■ Stated exercise
Keep the pictures out and restate every record exactly.

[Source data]
▶
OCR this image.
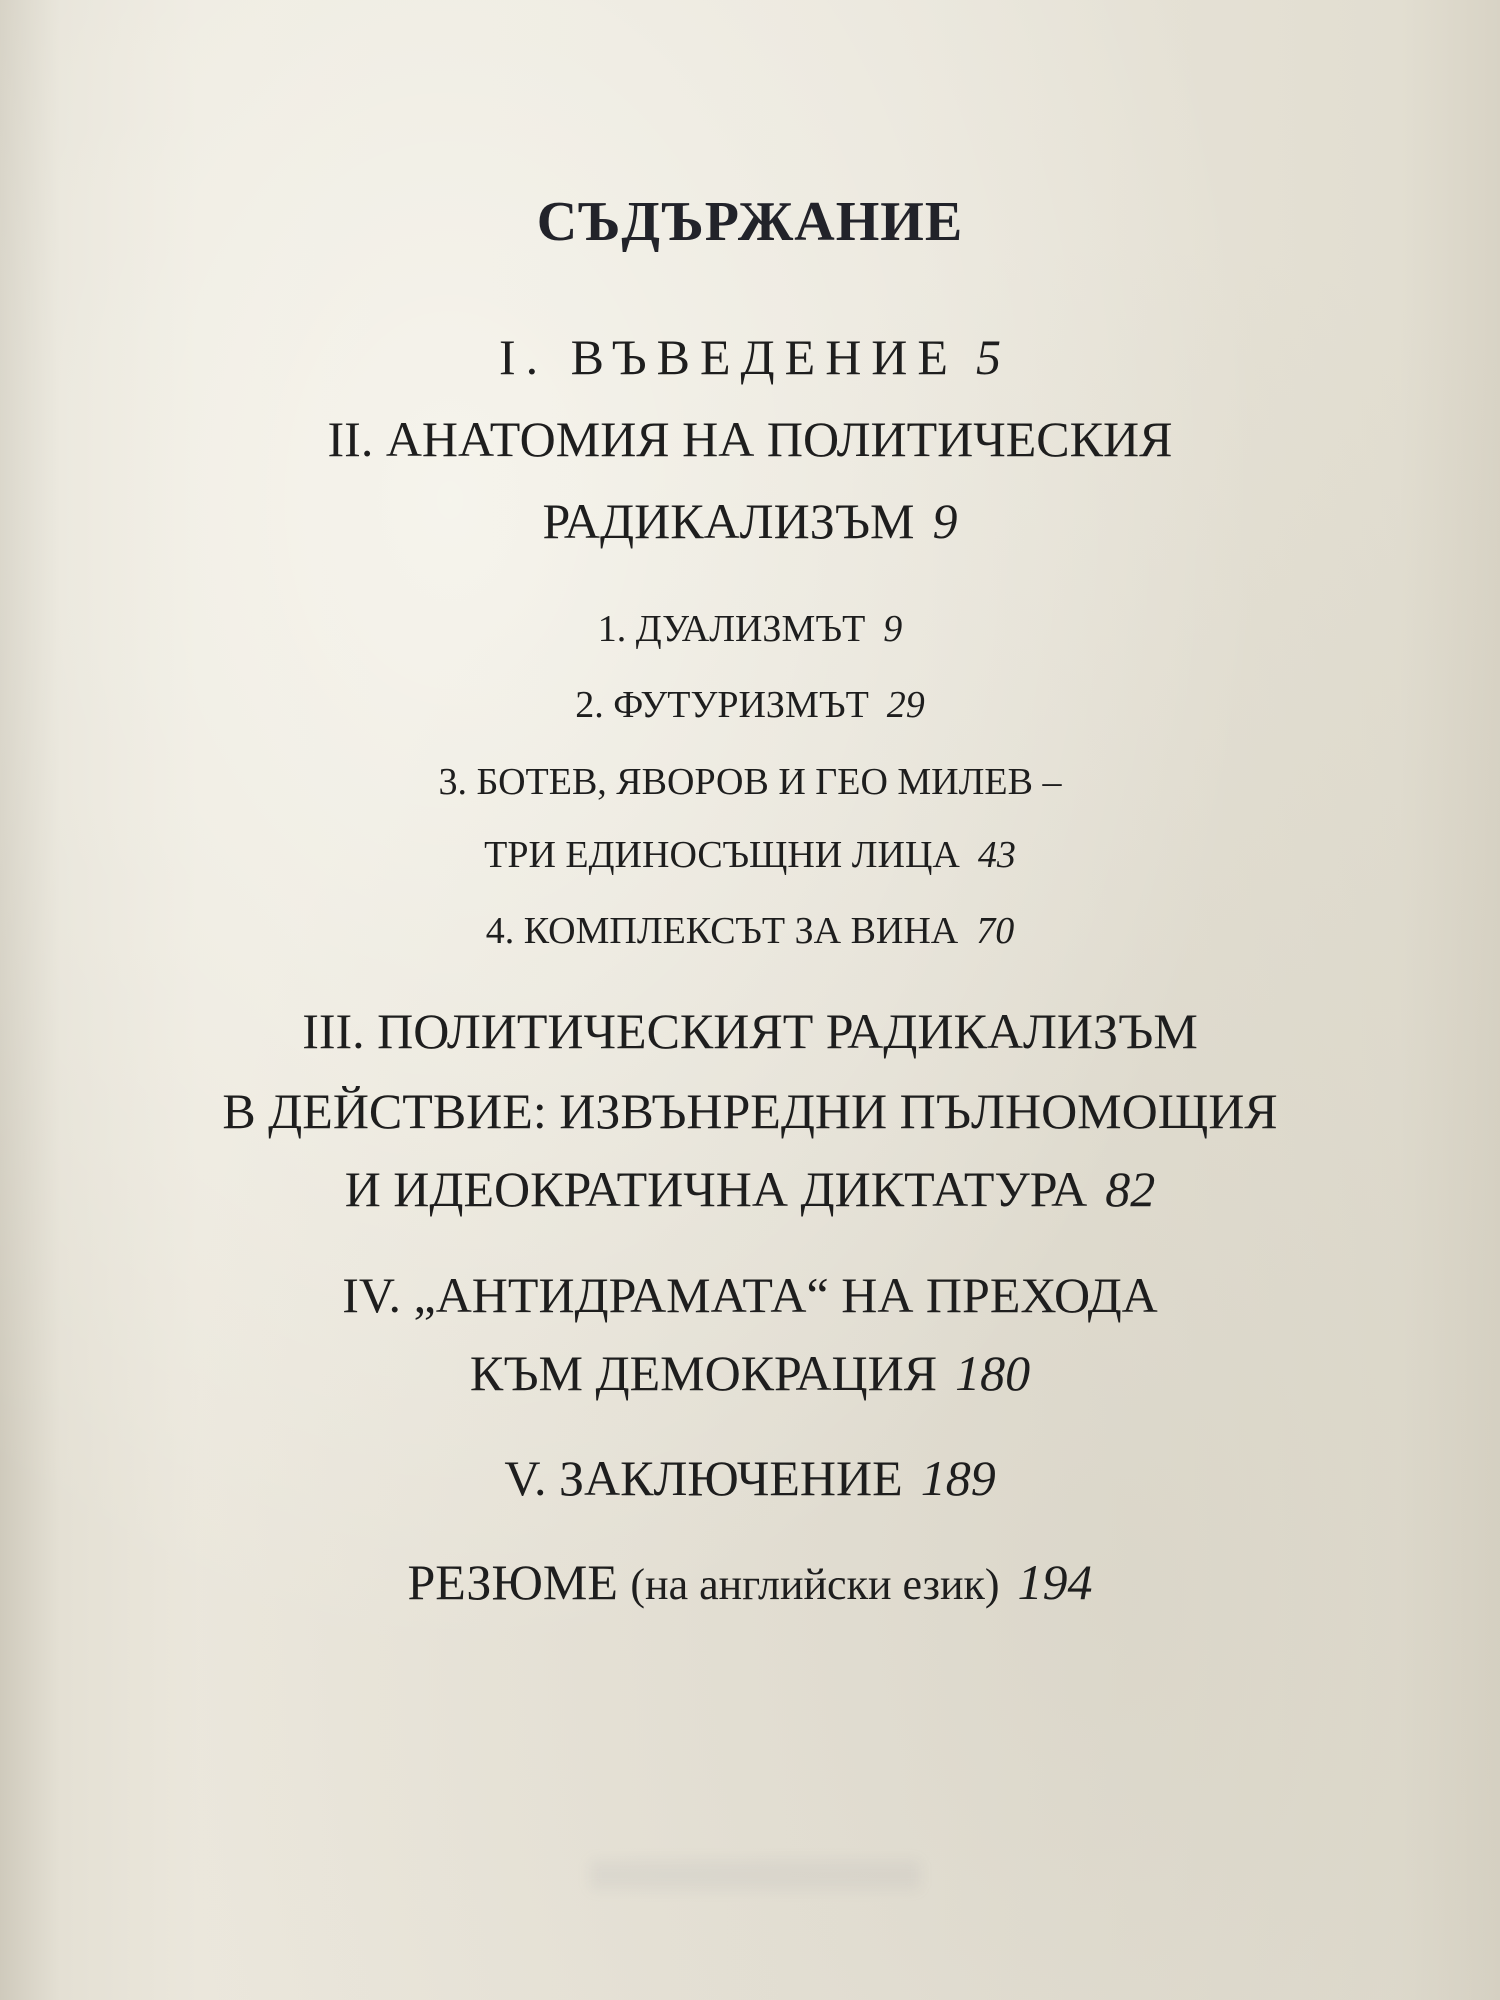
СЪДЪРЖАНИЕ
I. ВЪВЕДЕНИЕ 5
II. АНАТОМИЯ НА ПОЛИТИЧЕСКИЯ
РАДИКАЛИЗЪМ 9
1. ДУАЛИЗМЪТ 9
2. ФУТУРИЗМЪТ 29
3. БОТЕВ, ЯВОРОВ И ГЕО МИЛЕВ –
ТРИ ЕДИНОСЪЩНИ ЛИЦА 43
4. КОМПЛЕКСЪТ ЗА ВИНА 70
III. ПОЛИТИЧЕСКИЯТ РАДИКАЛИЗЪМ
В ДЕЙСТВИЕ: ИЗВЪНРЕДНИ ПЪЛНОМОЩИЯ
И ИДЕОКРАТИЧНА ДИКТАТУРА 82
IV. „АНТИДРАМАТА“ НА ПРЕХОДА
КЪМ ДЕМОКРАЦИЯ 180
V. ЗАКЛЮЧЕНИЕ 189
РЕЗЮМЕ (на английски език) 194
◀
■ Task answer
OCR this image.
СЪДЪРЖАНИЕ
I. ВЪВЕДЕНИЕ 5
II. АНАТОМИЯ НА ПОЛИТИЧЕСКИЯ
РАДИКАЛИЗЪМ 9
1. ДУАЛИЗМЪТ 9
2. ФУТУРИЗМЪТ 29
3. БОТЕВ, ЯВОРОВ И ГЕО МИЛЕВ –
ТРИ ЕДИНОСЪЩНИ ЛИЦА 43
4. КОМПЛЕКСЪТ ЗА ВИНА 70
III. ПОЛИТИЧЕСКИЯТ РАДИКАЛИЗЪМ
В ДЕЙСТВИЕ: ИЗВЪНРЕДНИ ПЪЛНОМОЩИЯ
И ИДЕОКРАТИЧНА ДИКТАТУРА 82
IV. „АНТИДРАМАТА“ НА ПРЕХОДА
КЪМ ДЕМОКРАЦИЯ 180
V. ЗАКЛЮЧЕНИЕ 189
РЕЗЮМЕ (на английски език) 194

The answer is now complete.